Select every line below containing the word "hacer".
************
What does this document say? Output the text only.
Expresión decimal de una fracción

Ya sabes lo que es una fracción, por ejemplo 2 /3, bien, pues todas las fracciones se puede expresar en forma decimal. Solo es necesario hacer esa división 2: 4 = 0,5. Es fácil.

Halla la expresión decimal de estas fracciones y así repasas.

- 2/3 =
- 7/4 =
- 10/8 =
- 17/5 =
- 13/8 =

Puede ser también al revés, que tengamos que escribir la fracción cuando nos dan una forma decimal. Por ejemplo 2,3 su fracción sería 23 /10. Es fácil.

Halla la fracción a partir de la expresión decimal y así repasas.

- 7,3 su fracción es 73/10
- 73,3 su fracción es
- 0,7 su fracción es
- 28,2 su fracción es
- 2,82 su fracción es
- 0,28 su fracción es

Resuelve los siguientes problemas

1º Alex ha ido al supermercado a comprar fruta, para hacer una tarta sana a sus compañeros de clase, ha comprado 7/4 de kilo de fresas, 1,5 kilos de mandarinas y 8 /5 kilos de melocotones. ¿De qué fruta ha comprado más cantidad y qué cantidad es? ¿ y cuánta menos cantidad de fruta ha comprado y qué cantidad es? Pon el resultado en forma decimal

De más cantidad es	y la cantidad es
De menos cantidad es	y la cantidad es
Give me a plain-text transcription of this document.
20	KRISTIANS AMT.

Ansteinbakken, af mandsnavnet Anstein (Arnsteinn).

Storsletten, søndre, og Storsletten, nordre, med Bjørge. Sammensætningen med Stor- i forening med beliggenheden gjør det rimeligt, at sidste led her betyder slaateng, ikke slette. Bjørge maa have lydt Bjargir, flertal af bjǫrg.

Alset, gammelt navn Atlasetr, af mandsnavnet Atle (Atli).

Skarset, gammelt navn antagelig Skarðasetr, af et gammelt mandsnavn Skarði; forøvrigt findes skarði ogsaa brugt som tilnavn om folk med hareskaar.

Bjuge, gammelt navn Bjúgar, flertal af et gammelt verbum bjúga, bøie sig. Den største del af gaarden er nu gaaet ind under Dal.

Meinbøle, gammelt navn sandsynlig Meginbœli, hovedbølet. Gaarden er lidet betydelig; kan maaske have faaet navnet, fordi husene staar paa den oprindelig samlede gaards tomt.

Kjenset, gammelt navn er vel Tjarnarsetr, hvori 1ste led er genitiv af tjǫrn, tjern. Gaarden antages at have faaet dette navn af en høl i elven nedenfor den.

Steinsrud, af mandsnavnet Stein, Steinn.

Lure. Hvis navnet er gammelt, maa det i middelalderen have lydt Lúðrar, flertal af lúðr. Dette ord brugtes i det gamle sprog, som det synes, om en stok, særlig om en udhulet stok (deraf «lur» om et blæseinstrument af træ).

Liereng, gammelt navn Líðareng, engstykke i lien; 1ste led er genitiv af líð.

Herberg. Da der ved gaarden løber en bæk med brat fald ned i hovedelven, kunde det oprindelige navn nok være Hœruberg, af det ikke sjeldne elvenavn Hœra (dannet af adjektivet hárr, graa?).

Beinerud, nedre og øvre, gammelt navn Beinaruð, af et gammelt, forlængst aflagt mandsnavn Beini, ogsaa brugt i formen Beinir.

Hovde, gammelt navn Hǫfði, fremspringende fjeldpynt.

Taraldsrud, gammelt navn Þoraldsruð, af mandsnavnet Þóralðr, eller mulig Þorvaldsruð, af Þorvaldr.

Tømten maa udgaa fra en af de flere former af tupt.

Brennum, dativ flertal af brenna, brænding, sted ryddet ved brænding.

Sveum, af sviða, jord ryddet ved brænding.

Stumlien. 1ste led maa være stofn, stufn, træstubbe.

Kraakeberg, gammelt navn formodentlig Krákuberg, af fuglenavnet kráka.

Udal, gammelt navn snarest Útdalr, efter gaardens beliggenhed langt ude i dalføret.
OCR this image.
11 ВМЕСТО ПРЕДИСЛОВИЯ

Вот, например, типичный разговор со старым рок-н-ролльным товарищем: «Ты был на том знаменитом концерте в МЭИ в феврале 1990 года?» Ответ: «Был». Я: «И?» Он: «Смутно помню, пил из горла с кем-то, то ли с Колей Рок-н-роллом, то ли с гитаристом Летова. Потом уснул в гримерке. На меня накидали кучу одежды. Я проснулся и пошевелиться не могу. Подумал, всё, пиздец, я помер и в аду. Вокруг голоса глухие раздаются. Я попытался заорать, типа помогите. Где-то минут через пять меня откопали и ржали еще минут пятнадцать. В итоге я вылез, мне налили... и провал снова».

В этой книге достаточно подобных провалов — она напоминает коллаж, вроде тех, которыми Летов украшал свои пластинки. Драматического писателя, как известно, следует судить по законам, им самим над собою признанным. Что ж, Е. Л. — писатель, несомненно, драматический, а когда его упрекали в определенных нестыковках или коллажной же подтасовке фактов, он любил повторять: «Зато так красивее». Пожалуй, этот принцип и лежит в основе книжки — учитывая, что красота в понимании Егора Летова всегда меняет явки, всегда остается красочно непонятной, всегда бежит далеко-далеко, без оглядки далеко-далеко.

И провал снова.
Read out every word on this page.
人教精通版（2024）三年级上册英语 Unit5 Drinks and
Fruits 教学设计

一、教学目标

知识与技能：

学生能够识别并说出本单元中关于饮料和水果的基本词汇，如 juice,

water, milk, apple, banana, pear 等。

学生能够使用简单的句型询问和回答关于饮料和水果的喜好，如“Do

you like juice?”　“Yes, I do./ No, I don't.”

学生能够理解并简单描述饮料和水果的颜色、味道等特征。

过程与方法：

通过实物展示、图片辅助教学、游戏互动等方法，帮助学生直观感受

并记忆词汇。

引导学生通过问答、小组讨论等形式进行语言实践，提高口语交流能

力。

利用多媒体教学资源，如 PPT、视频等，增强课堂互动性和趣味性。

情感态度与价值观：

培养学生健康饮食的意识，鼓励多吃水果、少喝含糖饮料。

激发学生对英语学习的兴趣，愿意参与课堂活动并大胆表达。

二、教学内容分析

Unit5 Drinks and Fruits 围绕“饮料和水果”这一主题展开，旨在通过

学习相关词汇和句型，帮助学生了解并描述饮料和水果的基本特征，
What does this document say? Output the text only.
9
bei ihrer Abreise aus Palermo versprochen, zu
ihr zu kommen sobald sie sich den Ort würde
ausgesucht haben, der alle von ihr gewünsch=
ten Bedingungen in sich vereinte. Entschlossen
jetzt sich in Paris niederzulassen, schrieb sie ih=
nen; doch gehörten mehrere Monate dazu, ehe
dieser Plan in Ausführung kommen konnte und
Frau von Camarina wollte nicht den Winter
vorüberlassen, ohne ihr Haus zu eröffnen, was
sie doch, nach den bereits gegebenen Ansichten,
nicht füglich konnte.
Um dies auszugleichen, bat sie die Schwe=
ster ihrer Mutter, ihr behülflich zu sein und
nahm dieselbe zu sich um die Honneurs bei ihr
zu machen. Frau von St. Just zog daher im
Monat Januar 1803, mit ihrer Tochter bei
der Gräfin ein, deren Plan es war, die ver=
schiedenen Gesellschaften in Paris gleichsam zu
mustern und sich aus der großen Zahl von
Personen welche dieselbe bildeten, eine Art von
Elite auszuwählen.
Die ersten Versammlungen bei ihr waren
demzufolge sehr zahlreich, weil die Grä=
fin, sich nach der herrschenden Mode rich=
************
Correct answer -
Ya sabes lo que es una fracción, por ejemplo 2 /3, bien, pues todas las fracciones se puede expresar en forma decimal. Solo es necesario hacer esa división 2: 4 = 0,5. Es fácil.
1º Alex ha ido al supermercado a comprar fruta, para hacer una tarta sana a sus compañeros de clase, ha comprado 7/4 de kilo de fresas, 1,5 kilos de mandarinas y 8 /5 kilos de melocotones. ¿De qué fruta ha comprado más cantidad y qué cantidad es? ¿ y cuánta menos cantidad de fruta ha comprado y qué cantidad es? Pon el resultado en forma decimal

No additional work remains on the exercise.